> **Goal**:
Can you copy every line of the entries below word for word, leaving out the pictures?

> **Given entries**:
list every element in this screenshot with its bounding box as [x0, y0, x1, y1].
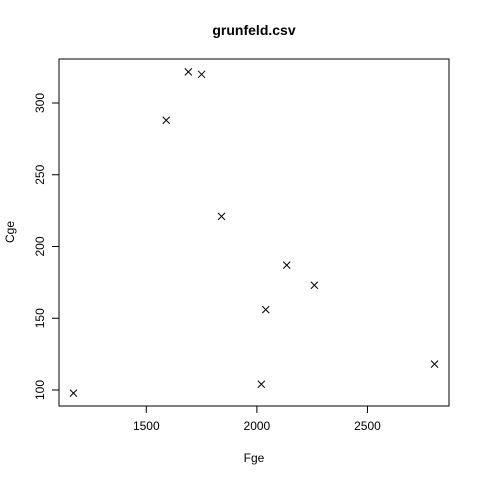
x-axis: 1500 2000 2500 [133, 405, 381, 433]
y-tick-label: 100 [33, 380, 47, 400]
y-tick-label: 300 [33, 93, 47, 113]
data-point [257, 380, 266, 389]
y-tick-label: 250 [33, 164, 47, 184]
data-point [217, 212, 226, 221]
chart-title: grunfeld.csv [212, 22, 295, 38]
plot-frame [58, 58, 450, 407]
y-tick-label: 200 [33, 236, 47, 256]
y-tick-label: 150 [33, 308, 47, 328]
y-axis: 100 150 200 250 300 [33, 93, 60, 400]
x-tick-label: 1500 [133, 419, 160, 433]
y-axis-label: Cge [3, 221, 17, 243]
x-tick-label: 2500 [354, 419, 381, 433]
data-point [162, 116, 171, 125]
data-point [184, 67, 193, 76]
data-point [261, 305, 270, 314]
data-point [197, 70, 206, 79]
data-points [69, 67, 439, 398]
x-tick-label: 2000 [244, 419, 271, 433]
data-point [282, 261, 291, 269]
data-point [430, 360, 439, 369]
data-point [69, 389, 78, 398]
data-point [310, 281, 319, 290]
x-axis-label: Fge [244, 451, 265, 465]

> **Result for this exercise**:
list every element in this screenshot with its bounding box as [x0, y0, x1, y1].
x-axis: 1500 2000 2500 [133, 405, 381, 433]
y-tick-label: 100 [33, 380, 47, 400]
y-tick-label: 300 [33, 93, 47, 113]
data-point [257, 380, 266, 389]
y-tick-label: 250 [33, 164, 47, 184]
data-point [217, 212, 226, 221]
chart-title: grunfeld.csv [212, 22, 295, 38]
plot-frame [58, 58, 450, 407]
y-tick-label: 200 [33, 236, 47, 256]
y-tick-label: 150 [33, 308, 47, 328]
y-axis: 100 150 200 250 300 [33, 93, 60, 400]
x-tick-label: 1500 [133, 419, 160, 433]
y-axis-label: Cge [3, 221, 17, 243]
x-tick-label: 2500 [354, 419, 381, 433]
data-point [162, 116, 171, 125]
data-point [184, 67, 193, 76]
data-point [261, 305, 270, 314]
data-point [197, 70, 206, 79]
data-points [69, 67, 439, 398]
x-tick-label: 2000 [244, 419, 271, 433]
data-point [282, 261, 291, 269]
data-point [430, 360, 439, 369]
data-point [69, 389, 78, 398]
data-point [310, 281, 319, 290]
x-axis-label: Fge [244, 451, 265, 465]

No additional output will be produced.